◆ PROBLEM
Search the material for the word "time" and report each line where it turns up.

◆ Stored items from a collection
☆ ☆ ☆ ☆ ☆

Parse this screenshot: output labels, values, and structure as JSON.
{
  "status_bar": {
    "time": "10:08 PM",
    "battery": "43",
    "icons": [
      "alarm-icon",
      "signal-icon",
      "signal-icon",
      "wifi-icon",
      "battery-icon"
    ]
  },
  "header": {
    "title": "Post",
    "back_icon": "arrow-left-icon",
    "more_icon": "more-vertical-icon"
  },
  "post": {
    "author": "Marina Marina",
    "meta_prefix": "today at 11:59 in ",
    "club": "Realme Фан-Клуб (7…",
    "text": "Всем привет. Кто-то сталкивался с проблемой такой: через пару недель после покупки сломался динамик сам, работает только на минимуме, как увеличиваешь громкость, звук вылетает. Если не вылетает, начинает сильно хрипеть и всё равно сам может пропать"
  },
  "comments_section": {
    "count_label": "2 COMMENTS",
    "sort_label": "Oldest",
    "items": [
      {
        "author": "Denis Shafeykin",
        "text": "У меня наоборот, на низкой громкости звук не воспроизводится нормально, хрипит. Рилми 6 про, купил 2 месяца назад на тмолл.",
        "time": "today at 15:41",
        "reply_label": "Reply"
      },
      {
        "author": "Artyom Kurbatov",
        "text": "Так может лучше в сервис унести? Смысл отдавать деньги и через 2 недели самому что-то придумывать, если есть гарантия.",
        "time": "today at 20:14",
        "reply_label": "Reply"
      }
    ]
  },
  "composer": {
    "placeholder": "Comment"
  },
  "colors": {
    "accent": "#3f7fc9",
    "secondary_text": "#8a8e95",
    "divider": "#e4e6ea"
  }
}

☆ ☆ ☆ ☆ ☆

◆ ANSWER
    "time": "10:08 PM",
        "time": "today at 15:41",
        "time": "today at 20:14",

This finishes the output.